* Start DATA EXCERPTS *

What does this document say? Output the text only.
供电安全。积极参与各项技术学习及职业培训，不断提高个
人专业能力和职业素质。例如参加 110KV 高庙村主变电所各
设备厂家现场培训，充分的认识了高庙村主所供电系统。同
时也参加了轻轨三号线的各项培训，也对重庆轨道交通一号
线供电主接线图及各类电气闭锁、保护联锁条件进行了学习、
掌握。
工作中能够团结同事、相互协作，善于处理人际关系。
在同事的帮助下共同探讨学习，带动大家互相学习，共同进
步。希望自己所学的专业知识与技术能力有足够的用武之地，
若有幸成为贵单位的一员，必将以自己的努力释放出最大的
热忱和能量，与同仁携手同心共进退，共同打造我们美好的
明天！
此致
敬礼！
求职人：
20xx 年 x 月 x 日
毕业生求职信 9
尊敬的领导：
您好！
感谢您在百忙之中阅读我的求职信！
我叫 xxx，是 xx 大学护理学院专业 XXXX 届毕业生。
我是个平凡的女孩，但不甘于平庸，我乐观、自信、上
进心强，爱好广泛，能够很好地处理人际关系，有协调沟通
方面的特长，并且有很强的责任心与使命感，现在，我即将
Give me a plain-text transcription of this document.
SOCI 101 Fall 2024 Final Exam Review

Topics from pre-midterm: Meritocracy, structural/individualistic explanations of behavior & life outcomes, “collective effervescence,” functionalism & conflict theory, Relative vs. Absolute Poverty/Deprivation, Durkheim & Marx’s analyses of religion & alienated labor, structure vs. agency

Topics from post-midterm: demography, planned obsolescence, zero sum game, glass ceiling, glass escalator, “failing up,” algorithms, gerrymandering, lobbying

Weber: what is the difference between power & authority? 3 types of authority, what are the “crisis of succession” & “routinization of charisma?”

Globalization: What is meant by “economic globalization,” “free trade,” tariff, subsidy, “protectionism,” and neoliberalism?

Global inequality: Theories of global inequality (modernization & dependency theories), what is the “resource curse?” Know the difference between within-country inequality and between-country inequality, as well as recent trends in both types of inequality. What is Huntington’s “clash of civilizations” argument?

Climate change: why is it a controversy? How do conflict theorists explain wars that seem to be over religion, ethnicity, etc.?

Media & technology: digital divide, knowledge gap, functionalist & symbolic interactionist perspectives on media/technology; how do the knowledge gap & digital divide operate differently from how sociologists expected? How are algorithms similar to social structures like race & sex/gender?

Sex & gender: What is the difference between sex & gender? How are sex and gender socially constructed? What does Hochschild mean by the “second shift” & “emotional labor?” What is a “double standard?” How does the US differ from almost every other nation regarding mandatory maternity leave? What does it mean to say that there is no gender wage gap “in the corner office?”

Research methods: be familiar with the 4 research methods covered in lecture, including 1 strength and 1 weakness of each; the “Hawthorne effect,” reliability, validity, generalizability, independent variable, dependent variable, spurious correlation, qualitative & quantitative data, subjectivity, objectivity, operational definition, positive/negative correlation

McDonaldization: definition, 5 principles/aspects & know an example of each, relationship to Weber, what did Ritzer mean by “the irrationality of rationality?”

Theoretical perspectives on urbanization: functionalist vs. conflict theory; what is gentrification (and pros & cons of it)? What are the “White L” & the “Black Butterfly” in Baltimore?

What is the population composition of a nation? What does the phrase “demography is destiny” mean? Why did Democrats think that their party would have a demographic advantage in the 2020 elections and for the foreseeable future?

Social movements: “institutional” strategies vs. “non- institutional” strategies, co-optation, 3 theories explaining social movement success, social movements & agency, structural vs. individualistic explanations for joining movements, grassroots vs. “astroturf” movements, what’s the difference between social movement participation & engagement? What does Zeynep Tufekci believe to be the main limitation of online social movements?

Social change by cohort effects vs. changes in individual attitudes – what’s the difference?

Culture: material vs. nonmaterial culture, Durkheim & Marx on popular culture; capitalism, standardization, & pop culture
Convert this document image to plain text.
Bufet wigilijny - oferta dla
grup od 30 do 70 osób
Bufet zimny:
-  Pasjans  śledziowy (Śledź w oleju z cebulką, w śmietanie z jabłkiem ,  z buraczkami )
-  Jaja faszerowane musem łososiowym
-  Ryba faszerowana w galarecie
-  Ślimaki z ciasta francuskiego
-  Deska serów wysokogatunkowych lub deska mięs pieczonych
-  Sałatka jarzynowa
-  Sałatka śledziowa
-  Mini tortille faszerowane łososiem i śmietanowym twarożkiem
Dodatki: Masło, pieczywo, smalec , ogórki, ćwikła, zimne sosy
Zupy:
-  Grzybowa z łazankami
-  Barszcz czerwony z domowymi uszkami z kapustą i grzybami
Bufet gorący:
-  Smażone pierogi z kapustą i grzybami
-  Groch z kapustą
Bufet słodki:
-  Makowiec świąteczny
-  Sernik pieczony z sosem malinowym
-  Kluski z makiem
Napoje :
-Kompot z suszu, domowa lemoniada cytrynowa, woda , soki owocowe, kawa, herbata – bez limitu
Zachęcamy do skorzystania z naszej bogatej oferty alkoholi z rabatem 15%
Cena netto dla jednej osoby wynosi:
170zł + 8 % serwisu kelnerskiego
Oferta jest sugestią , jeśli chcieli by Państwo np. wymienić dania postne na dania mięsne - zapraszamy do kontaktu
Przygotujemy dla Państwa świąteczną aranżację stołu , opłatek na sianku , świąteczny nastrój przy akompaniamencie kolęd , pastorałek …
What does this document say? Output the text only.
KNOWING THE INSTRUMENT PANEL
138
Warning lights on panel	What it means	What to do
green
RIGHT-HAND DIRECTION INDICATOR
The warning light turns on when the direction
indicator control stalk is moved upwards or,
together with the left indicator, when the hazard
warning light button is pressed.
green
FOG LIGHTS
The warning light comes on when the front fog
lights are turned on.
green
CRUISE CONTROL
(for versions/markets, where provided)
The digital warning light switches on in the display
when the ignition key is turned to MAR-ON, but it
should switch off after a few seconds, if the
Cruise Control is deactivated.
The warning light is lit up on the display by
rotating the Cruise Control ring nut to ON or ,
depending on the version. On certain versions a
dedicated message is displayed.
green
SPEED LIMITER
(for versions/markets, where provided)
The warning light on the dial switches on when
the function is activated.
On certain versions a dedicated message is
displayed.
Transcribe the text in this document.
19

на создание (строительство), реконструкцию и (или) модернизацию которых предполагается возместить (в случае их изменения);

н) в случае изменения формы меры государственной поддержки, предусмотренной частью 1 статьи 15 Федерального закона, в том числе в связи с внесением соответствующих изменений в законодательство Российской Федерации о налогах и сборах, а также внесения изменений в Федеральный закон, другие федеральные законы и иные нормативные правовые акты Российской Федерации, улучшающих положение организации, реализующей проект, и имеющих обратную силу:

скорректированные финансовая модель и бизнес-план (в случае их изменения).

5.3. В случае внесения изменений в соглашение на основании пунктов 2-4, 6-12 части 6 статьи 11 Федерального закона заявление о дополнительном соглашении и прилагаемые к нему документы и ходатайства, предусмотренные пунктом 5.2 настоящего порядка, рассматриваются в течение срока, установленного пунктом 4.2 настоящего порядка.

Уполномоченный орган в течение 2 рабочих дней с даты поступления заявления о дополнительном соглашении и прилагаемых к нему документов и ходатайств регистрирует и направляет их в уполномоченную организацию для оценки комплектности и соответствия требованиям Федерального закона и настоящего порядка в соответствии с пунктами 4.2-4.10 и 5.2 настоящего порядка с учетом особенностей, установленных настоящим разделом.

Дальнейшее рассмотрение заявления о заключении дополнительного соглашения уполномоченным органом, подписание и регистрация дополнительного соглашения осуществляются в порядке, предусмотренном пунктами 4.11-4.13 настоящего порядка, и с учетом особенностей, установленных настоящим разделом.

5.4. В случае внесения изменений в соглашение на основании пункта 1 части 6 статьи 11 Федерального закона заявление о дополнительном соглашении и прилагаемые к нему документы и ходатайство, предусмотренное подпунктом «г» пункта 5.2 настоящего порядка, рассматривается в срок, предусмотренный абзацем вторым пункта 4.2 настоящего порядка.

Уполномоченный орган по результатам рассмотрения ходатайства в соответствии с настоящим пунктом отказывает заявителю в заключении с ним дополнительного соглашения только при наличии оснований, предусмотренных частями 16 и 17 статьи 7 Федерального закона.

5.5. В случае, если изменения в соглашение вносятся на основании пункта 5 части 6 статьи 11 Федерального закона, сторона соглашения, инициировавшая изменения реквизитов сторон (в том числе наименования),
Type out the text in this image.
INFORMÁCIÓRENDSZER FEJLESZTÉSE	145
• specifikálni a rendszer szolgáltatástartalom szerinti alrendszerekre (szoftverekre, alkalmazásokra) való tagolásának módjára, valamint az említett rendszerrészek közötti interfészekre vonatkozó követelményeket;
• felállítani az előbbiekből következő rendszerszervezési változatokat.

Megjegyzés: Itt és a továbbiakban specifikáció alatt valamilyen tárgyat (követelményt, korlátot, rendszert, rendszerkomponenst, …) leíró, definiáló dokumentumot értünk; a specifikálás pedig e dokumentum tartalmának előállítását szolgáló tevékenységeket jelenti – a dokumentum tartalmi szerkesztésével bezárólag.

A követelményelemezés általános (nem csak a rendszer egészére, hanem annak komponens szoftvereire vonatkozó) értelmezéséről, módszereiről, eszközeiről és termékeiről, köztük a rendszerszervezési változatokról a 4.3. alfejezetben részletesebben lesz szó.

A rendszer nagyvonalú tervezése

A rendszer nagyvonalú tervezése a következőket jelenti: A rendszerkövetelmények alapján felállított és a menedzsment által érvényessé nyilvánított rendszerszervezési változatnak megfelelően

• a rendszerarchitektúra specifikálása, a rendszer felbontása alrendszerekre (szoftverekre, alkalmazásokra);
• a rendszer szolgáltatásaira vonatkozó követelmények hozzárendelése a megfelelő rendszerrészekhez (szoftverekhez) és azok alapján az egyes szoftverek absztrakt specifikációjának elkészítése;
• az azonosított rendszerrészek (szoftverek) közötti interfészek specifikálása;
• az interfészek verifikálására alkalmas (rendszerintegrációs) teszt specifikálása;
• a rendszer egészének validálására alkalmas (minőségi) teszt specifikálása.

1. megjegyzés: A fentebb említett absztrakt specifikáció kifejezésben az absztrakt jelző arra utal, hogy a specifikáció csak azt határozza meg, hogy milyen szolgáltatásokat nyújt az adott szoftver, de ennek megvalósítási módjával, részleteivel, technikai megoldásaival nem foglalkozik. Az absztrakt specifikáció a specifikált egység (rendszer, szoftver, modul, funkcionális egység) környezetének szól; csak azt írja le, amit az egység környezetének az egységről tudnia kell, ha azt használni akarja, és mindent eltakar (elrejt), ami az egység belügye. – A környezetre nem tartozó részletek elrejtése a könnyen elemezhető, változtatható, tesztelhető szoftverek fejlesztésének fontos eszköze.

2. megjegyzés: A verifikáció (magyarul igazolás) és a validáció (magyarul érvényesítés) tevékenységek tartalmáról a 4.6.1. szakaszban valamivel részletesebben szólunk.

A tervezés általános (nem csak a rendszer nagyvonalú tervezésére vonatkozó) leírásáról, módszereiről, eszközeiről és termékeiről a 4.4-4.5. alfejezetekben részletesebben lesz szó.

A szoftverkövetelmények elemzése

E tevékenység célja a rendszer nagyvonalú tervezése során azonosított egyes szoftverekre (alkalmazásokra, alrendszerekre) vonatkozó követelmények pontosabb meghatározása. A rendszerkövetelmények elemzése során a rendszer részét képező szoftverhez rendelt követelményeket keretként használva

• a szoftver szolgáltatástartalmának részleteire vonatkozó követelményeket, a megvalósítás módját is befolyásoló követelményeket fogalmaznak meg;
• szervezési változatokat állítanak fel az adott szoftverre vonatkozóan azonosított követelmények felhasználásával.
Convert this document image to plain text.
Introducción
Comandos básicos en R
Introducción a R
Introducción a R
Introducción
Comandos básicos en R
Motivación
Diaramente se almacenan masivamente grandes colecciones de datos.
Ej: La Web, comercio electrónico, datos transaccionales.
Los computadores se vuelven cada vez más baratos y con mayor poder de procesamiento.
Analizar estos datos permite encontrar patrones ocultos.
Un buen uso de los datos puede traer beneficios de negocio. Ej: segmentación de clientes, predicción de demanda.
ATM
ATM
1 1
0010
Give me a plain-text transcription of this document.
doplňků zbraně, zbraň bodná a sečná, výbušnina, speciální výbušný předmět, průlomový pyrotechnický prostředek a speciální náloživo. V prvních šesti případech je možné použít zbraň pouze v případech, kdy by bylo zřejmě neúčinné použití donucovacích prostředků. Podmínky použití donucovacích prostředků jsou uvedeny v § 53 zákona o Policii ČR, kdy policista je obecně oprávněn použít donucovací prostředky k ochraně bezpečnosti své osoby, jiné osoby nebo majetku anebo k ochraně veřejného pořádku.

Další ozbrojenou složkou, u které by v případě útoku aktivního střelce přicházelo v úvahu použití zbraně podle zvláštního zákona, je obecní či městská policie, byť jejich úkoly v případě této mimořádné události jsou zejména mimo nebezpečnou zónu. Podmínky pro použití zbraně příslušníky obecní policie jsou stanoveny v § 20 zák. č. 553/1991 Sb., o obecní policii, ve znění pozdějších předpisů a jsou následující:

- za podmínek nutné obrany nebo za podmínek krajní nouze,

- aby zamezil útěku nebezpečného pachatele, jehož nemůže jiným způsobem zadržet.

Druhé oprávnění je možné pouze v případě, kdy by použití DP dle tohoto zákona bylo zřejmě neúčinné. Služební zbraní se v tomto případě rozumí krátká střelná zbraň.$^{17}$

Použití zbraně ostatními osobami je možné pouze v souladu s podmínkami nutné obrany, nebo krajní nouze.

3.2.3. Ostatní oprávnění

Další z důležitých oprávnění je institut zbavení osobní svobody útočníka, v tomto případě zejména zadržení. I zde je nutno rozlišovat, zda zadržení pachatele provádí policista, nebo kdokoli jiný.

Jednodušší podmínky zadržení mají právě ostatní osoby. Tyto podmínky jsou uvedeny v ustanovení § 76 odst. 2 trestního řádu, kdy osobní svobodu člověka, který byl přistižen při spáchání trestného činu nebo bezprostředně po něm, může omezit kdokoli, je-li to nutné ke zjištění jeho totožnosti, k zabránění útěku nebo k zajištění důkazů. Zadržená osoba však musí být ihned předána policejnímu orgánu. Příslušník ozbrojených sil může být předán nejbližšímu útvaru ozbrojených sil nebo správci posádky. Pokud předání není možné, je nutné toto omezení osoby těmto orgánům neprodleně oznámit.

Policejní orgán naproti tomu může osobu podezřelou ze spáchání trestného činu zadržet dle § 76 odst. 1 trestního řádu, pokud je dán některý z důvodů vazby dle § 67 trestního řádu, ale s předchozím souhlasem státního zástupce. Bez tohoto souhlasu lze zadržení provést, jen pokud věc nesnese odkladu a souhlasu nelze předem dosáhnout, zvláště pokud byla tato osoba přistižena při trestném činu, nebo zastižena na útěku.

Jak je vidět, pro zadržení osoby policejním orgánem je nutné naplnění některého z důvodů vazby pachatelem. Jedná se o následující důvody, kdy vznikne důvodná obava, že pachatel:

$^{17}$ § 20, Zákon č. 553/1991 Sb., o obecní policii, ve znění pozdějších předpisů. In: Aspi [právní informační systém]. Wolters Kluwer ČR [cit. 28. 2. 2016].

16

* End DATA EXCERPTS *

> **THE PROBLEM**
Write down every line of the data above that includes the string "adott".

> **WRITTEN SOLUTION**
1. megjegyzés: A fentebb említett absztrakt specifikáció kifejezésben az absztrakt jelző arra utal, hogy a specifikáció csak azt határozza meg, hogy milyen szolgáltatásokat nyújt az adott szoftver, de ennek megvalósítási módjával, részleteivel, technikai megoldásaival nem foglalkozik. Az absztrakt specifikáció a specifikált egység (rendszer, szoftver, modul, funkcionális egység) környezetének szól; csak azt írja le, amit az egység környezetének az egységről tudnia kell, ha azt használni akarja, és mindent eltakar (elrejt), ami az egység belügye. – A környezetre nem tartozó részletek elrejtése a könnyen elemezhető, változtatható, tesztelhető szoftverek fejlesztésének fontos eszköze.
• szervezési változatokat állítanak fel az adott szoftverre vonatkozóan azonosított követelmények felhasználásával.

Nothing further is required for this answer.